▶ _THE EXERCISE_
Return all entries precisely as they stand, without the images.

++++ RECORDS TO USE ++++

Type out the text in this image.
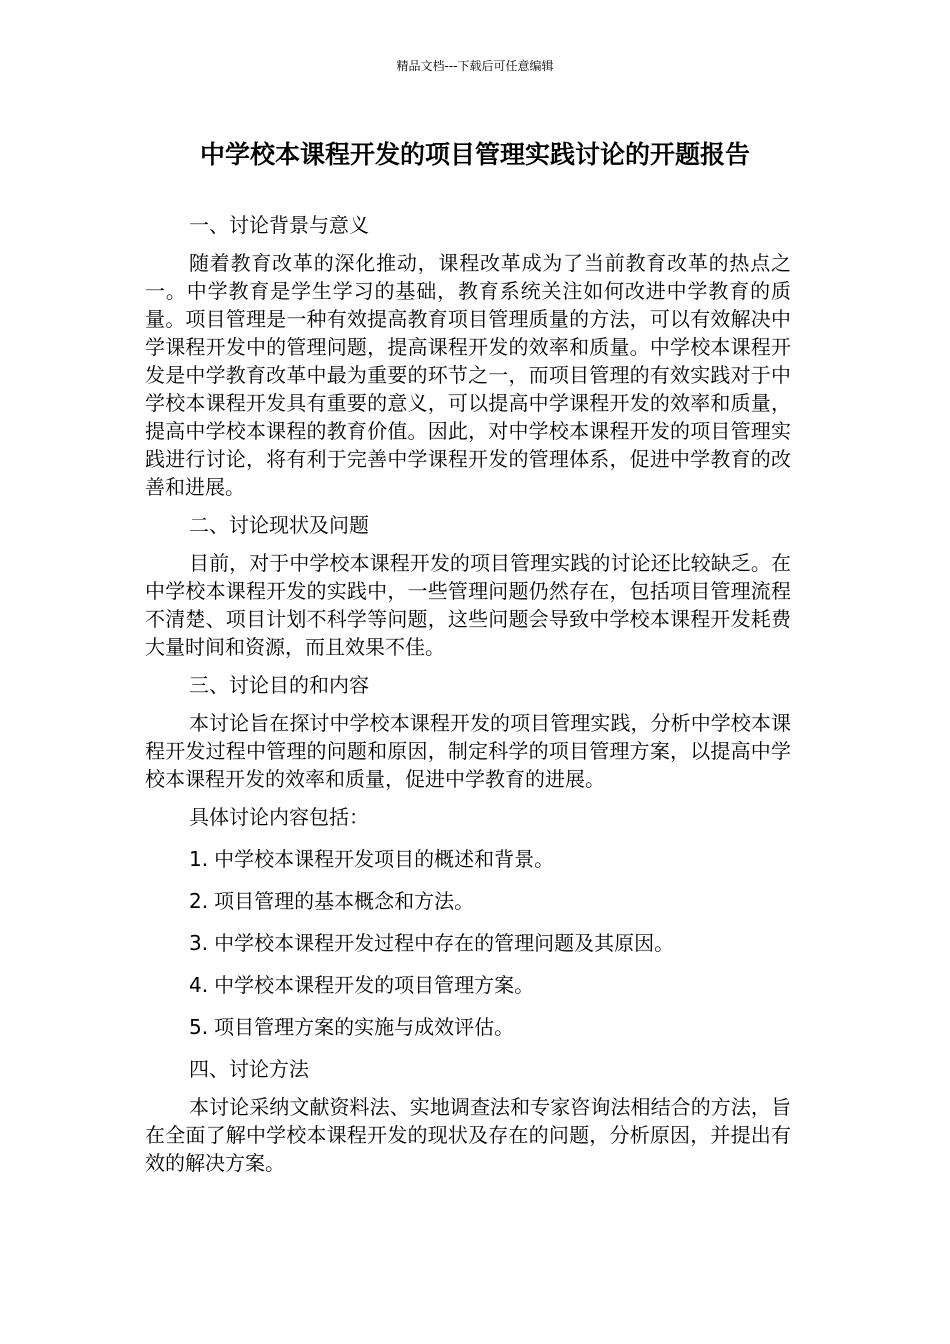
精品文档---下载后可任意编辑
中学校本课程开发的项目管理实践讨论的开题报告

一、讨论背景与意义

随着教育改革的深化推动，课程改革成为了当前教育改革的热点之一。中学教育是学生学习的基础，教育系统关注如何改进中学教育的质量。项目管理是一种有效提高教育项目管理质量的方法，可以有效解决中学课程开发中的管理问题，提高课程开发的效率和质量。中学校本课程开发是中学教育改革中最为重要的环节之一，而项目管理的有效实践对于中学校本课程开发具有重要的意义，可以提高中学课程开发的效率和质量，提高中学校本课程的教育价值。因此，对中学校本课程开发的项目管理实践进行讨论，将有利于完善中学课程开发的管理体系，促进中学教育的改善和进展。

二、讨论现状及问题

目前，对于中学校本课程开发的项目管理实践的讨论还比较缺乏。在中学校本课程开发的实践中，一些管理问题仍然存在，包括项目管理流程不清楚、项目计划不科学等问题，这些问题会导致中学校本课程开发耗费大量时间和资源，而且效果不佳。

三、讨论目的和内容

本讨论旨在探讨中学校本课程开发的项目管理实践，分析中学校本课程开发过程中管理的问题和原因，制定科学的项目管理方案，以提高中学校本课程开发的效率和质量，促进中学教育的进展。

具体讨论内容包括：

1. 中学校本课程开发项目的概述和背景。

2. 项目管理的基本概念和方法。

3. 中学校本课程开发过程中存在的管理问题及其原因。

4. 中学校本课程开发的项目管理方案。

5. 项目管理方案的实施与成效评估。

四、讨论方法

本讨论采纳文献资料法、实地调查法和专家咨询法相结合的方法，旨在全面了解中学校本课程开发的现状及存在的问题，分析原因，并提出有效的解决方案。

++++

▶ _COMPLETE RESPONSE_
Type out the text in this image.
精品文档---下载后可任意编辑
中学校本课程开发的项目管理实践讨论的开题报告

一、讨论背景与意义

随着教育改革的深化推动，课程改革成为了当前教育改革的热点之一。中学教育是学生学习的基础，教育系统关注如何改进中学教育的质量。项目管理是一种有效提高教育项目管理质量的方法，可以有效解决中学课程开发中的管理问题，提高课程开发的效率和质量。中学校本课程开发是中学教育改革中最为重要的环节之一，而项目管理的有效实践对于中学校本课程开发具有重要的意义，可以提高中学课程开发的效率和质量，提高中学校本课程的教育价值。因此，对中学校本课程开发的项目管理实践进行讨论，将有利于完善中学课程开发的管理体系，促进中学教育的改善和进展。

二、讨论现状及问题

目前，对于中学校本课程开发的项目管理实践的讨论还比较缺乏。在中学校本课程开发的实践中，一些管理问题仍然存在，包括项目管理流程不清楚、项目计划不科学等问题，这些问题会导致中学校本课程开发耗费大量时间和资源，而且效果不佳。

三、讨论目的和内容

本讨论旨在探讨中学校本课程开发的项目管理实践，分析中学校本课程开发过程中管理的问题和原因，制定科学的项目管理方案，以提高中学校本课程开发的效率和质量，促进中学教育的进展。

具体讨论内容包括：

1. 中学校本课程开发项目的概述和背景。

2. 项目管理的基本概念和方法。

3. 中学校本课程开发过程中存在的管理问题及其原因。

4. 中学校本课程开发的项目管理方案。

5. 项目管理方案的实施与成效评估。

四、讨论方法

本讨论采纳文献资料法、实地调查法和专家咨询法相结合的方法，旨在全面了解中学校本课程开发的现状及存在的问题，分析原因，并提出有效的解决方案。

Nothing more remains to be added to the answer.